Say how many lines in the records include the string "ZEUS", adding no other words.

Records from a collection
════

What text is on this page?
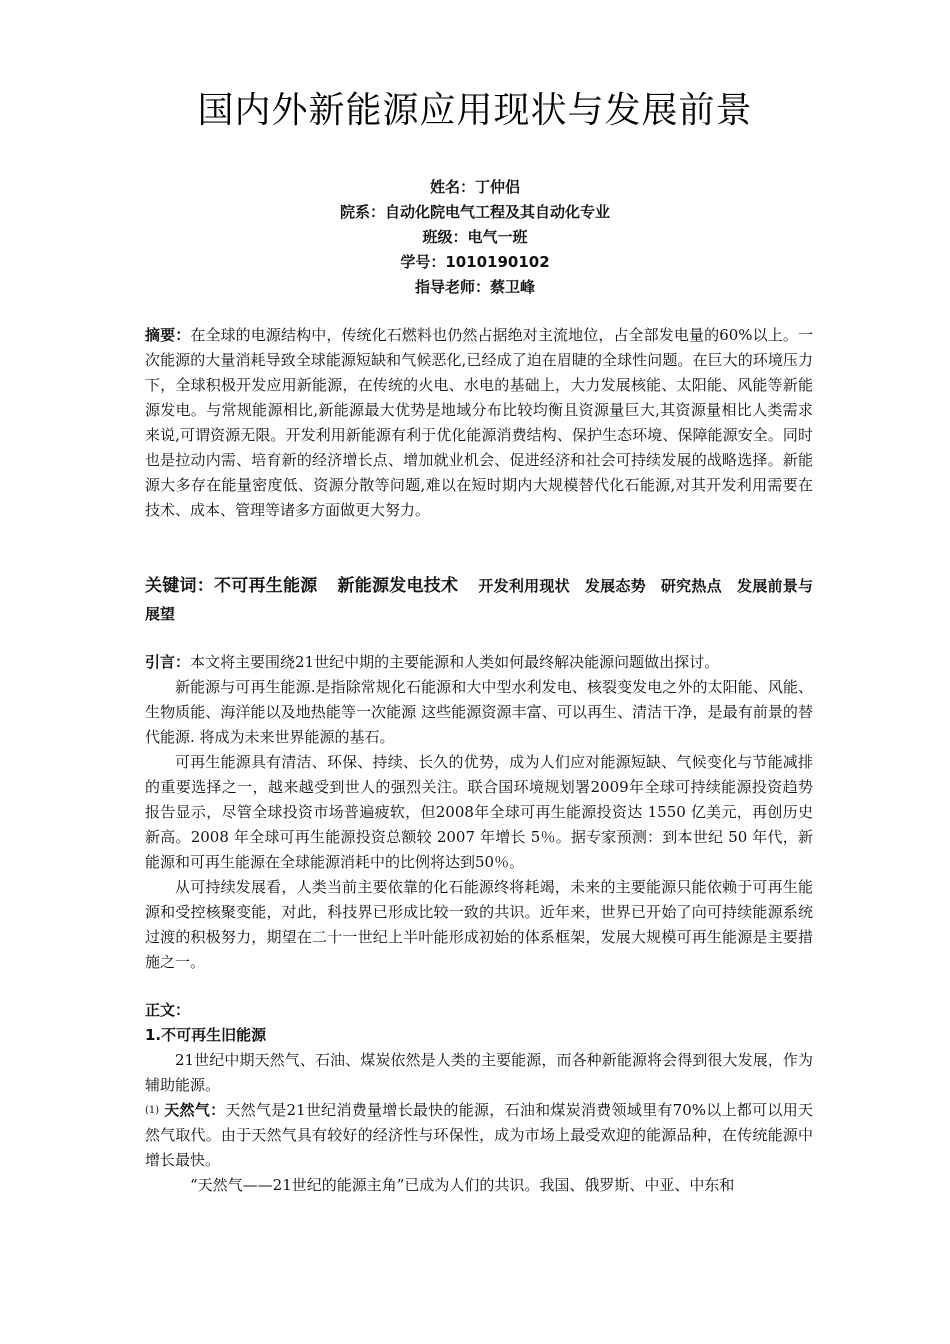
国内外新能源应用现状与发展前景
姓名：丁仲侣
院系：自动化院电气工程及其自动化专业
班级：电气一班
学号：1010190102
指导老师：蔡卫峰
摘要：在全球的电源结构中，传统化石燃料也仍然占据绝对主流地位，占全部发电量的60%以上。一次能源的大量消耗导致全球能源短缺和气候恶化,已经成了迫在眉睫的全球性问题。在巨大的环境压力下，全球积极开发应用新能源，在传统的火电、水电的基础上，大力发展核能、太阳能、风能等新能源发电。与常规能源相比,新能源最大优势是地域分布比较均衡且资源量巨大,其资源量相比人类需求来说,可谓资源无限。开发利用新能源有利于优化能源消费结构、保护生态环境、保障能源安全。同时也是拉动内需、培育新的经济增长点、增加就业机会、促进经济和社会可持续发展的战略选择。新能源大多存在能量密度低、资源分散等问题,难以在短时期内大规模替代化石能源,对其开发利用需要在技术、成本、管理等诸多方面做更大努力。
关键词：不可再生能源 新能源发电技术 开发利用现状 发展态势 研究热点 发展前景与展望
引言：本文将主要围绕21世纪中期的主要能源和人类如何最终解决能源问题做出探讨。
新能源与可再生能源.是指除常规化石能源和大中型水利发电、核裂变发电之外的太阳能、风能、生物质能、海洋能以及地热能等一次能源 这些能源资源丰富、可以再生、清洁干净，是最有前景的替代能源. 将成为未来世界能源的基石。
可再生能源具有清洁、环保、持续、长久的优势，成为人们应对能源短缺、气候变化与节能减排的重要选择之一，越来越受到世人的强烈关注。联合国环境规划署2009年全球可持续能源投资趋势报告显示，尽管全球投资市场普遍疲软，但2008年全球可再生能源投资达 1550 亿美元，再创历史新高。2008 年全球可再生能源投资总额较 2007 年增长 5％。据专家预测：到本世纪 50 年代，新能源和可再生能源在全球能源消耗中的比例将达到50％。
从可持续发展看，人类当前主要依靠的化石能源终将耗竭，未来的主要能源只能依赖于可再生能源和受控核聚变能，对此，科技界已形成比较一致的共识。近年来，世界已开始了向可持续能源系统过渡的积极努力，期望在二十一世纪上半叶能形成初始的体系框架，发展大规模可再生能源是主要措施之一。
正文：
1.不可再生旧能源
21世纪中期天然气、石油、煤炭依然是人类的主要能源，而各种新能源将会得到很大发展，作为辅助能源。
(1) 天然气：天然气是21世纪消费量增长最快的能源，石油和煤炭消费领域里有70%以上都可以用天然气取代。由于天然气具有较好的经济性与环保性，成为市场上最受欢迎的能源品种，在传统能源中增长最快。
“天然气——21世纪的能源主角”已成为人们的共识。我国、俄罗斯、中亚、中东和
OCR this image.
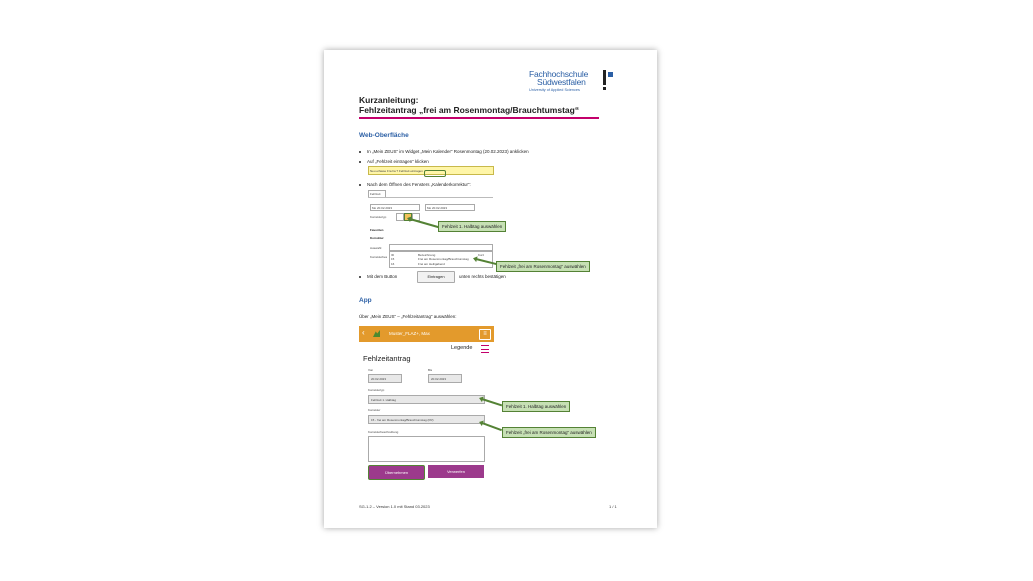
Fachhochschule
Südwestfalen
University of Applied Sciences
Kurzanleitung:
Fehlzeitantrag „frei am Rosenmontag/Brauchtumstag“
Web-Oberfläche
In „Mein ZEUS“ im Widget „Mein Kalender“ Rosenmontag (20.02.2023) anklicken
Auf „Fehlzeit eintragen“ klicken
Neu erfasse Fra ha ? Fehlzeit eintragen
Nach dem Öffnen des Fensters „Kalenderkorrektur“:
Fehlzeit
Mo 20.02.2023	Mo 20.02.2023
Korrekturtyp
Favoriten
Korrektur
Auswahl
Korrekturbes
ID	Bezeichnung	Kurz
15	Frei am Rosenmontag/Brauchtumstag
16	Frei am Heiligabend
Mit dem Button	Eintragen	unten rechts bestätigen
Fehlzeit 1. Halbtag auswählen
Fehlzeit „frei am Rosenmontag“ auswählen
App
Über „Mein ZEUS“ – „Fehlzeitantrag“ auswählen:
‹	Muster_FLAZ+, Max	≡
Legende
Fehlzeitantrag
Von
20.02.2023
Bis
20.02.2023
Korrekturtyp
Fehlzeit 1. Halbtag
Korrektur
15 - frei am Rosenmontag/Brauchtumstag (frR)
Korrekturbeschreibung
Übernehmen	Verwerfen
Fehlzeit 1. Halbtag auswählen
Fehlzeit „frei am Rosenmontag“ auswählen
SG-1.2 – Version 1.0 mit Stand 03.2023	1 / 1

════

THE REPLY | 2